== Task description ==
Transcribe the passage of the junk mail text running from "According to this" down to "lot of trees.".

== Text provided ==
▼
According to this article Junk Mail Madness – How to Make it Stop! | Care2 Healthy & Green Living, 800 pieces of junk mail are delivered to each household in America each year. It goes on to say that comes to 100 million trees each year, just in junk mail. That’s “**equivalent to clear cutting all of Rocky Mountain National Park, every four months.”**

I’m trying to do the math, because that is a crazy lot of trees.

According to an estimate given at Wiki Answers, there were 113,567,967 American households in 2009. Care2’s article says 800 pieces of mail are delivered annually to each household. Using very *very* broad math to keep things simple, let’s say there are only 100 million US households receiving the junk mail that equals 100 million trees. So every household gets 1 tree’s worth of junk mail, according to those figures. And therefore, 1 tree yields 800 pieces of junk mail.

That seems like precious few sheets of paper per tree.

After tracking down a few links to Conservatree, it looks like the best estimate is that one ream of copier paper (500 sheets) uses 6% of a tree. But junk mail comes in all sorts of papers.
▲
== Provided material ==
▼
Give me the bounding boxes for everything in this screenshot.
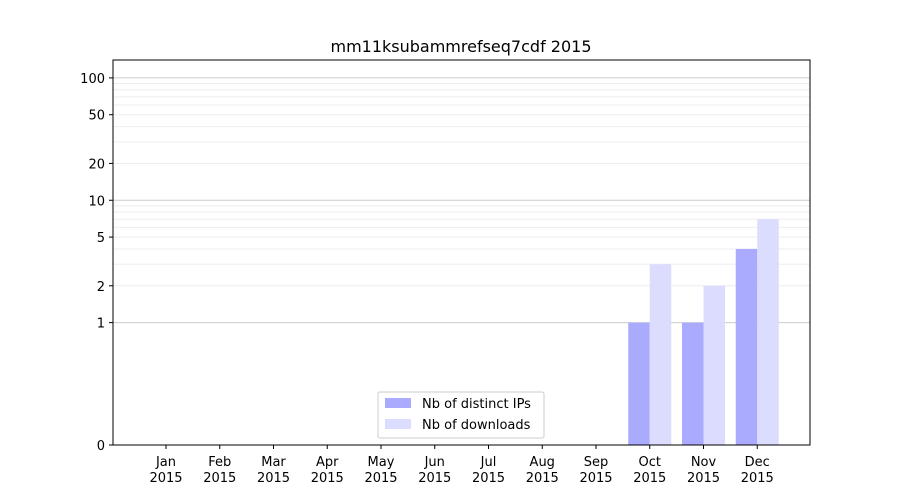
x-tick-label-year: 2015 [741,471,774,486]
y-tick-label: 10 [88,194,105,209]
y-tick-label: 100 [80,72,105,87]
x-tick-label-year: 2015 [203,471,236,486]
bar-downloads [757,219,779,445]
x-tick-label-year: 2015 [311,471,344,486]
x-tick-label-month: May [368,455,395,470]
y-tick-label: 1 [97,317,105,332]
x-tick-label-year: 2015 [364,471,397,486]
x-tick-label-month: Jan [155,455,176,470]
x-tick-label-month: Jun [424,455,445,470]
x-tick-label-year: 2015 [257,471,290,486]
x-tick-label-year: 2015 [526,471,559,486]
bars [628,219,779,445]
plot-frame [112,59,811,446]
legend-swatch-ips [385,398,411,408]
x-tick-label-month: Feb [208,455,231,470]
bar-ips [628,322,650,445]
x-tick-label-year: 2015 [579,471,612,486]
x-tick-label-year: 2015 [687,471,720,486]
legend-label-downloads: Nb of downloads [422,418,531,433]
y-axis: 0 1 2 5 10 20 50 100 [80,72,113,454]
bar-downloads [703,285,725,445]
legend: Nb of distinct IPs Nb of downloads [377,391,545,439]
y-tick-label: 50 [88,109,105,124]
x-tick-label-month: Apr [316,455,339,470]
x-axis: Jan2015Feb2015Mar2015Apr2015May2015Jun20… [149,445,774,486]
x-tick-label-month: Mar [261,455,286,470]
legend-box [377,391,545,439]
legend-swatch-downloads [385,419,411,429]
y-tick-label: 20 [88,157,105,172]
grid [113,77,810,324]
chart-title: mm11ksubammrefseq7cdf 2015 [330,37,591,56]
x-tick-label-month: Nov [691,455,717,470]
y-tick-label: 5 [97,231,105,246]
x-tick-label-year: 2015 [418,471,451,486]
x-tick-label-month: Jul [480,455,497,470]
y-tick-label: 2 [97,280,105,295]
x-tick-label-year: 2015 [633,471,666,486]
bar-ips [682,322,704,445]
x-tick-label-month: Aug [530,455,555,470]
y-tick-label: 0 [97,439,105,454]
legend-label-ips: Nb of distinct IPs [422,397,531,412]
x-tick-label-year: 2015 [472,471,505,486]
x-tick-label-month: Dec [745,455,770,470]
bar-ips [735,248,758,445]
x-tick-label-month: Oct [639,455,661,470]
x-tick-label-month: Sep [584,455,609,470]
bar-downloads [649,264,672,445]
x-tick-label-year: 2015 [149,471,182,486]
▲
== Expected answer ==
According to this article Junk Mail Madness – How to Make it Stop! | Care2 Healthy & Green Living, 800 pieces of junk mail are delivered to each household in America each year. It goes on to say that comes to 100 million trees each year, just in junk mail. That’s “**equivalent to clear cutting all of Rocky Mountain National Park, every four months.”**

I’m trying to do the math, because that is a crazy lot of trees.